YOUR GOAL: Transcribe the material word for word, but without the images.

DATA FOR THIS TASK:
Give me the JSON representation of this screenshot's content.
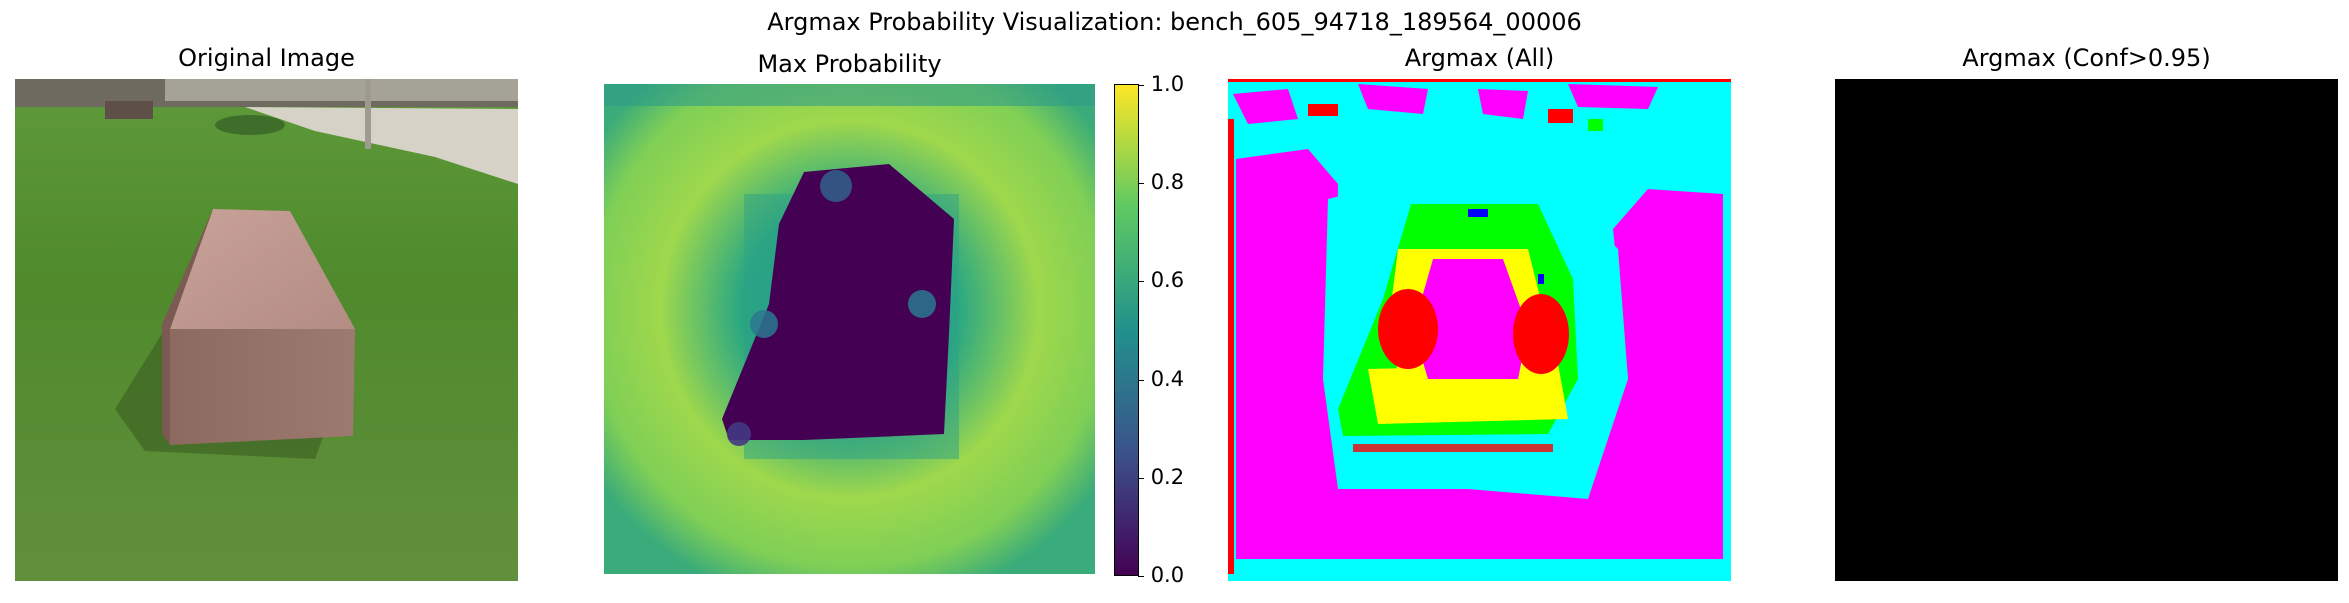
{
  "figure": {
    "suptitle": "Argmax Probability Visualization: bench_605_94718_189564_00006"
  },
  "panels": [
    {
      "title": "Original Image"
    },
    {
      "title": "Max Probability"
    },
    {
      "title": "Argmax (All)"
    },
    {
      "title": "Argmax (Conf>0.95)"
    }
  ],
  "colorbar": {
    "ticks": [
      "1.0",
      "0.8",
      "0.6",
      "0.4",
      "0.2",
      "0.0"
    ],
    "colormap": "viridis",
    "colors": [
      "#440154",
      "#3b528b",
      "#21918c",
      "#5ec962",
      "#fde725"
    ]
  },
  "segmentation_colors": {
    "cyan": "#00ffff",
    "magenta": "#ff00ff",
    "green": "#00ff00",
    "yellow": "#ffff00",
    "red": "#ff0000",
    "blue": "#0000ff"
  }
}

SOLVED EXERCISE:
Give me the JSON representation of this screenshot's content.
{
  "figure": {
    "suptitle": "Argmax Probability Visualization: bench_605_94718_189564_00006"
  },
  "panels": [
    {
      "title": "Original Image"
    },
    {
      "title": "Max Probability"
    },
    {
      "title": "Argmax (All)"
    },
    {
      "title": "Argmax (Conf>0.95)"
    }
  ],
  "colorbar": {
    "ticks": [
      "1.0",
      "0.8",
      "0.6",
      "0.4",
      "0.2",
      "0.0"
    ],
    "colormap": "viridis",
    "colors": [
      "#440154",
      "#3b528b",
      "#21918c",
      "#5ec962",
      "#fde725"
    ]
  },
  "segmentation_colors": {
    "cyan": "#00ffff",
    "magenta": "#ff00ff",
    "green": "#00ff00",
    "yellow": "#ffff00",
    "red": "#ff0000",
    "blue": "#0000ff"
  }
}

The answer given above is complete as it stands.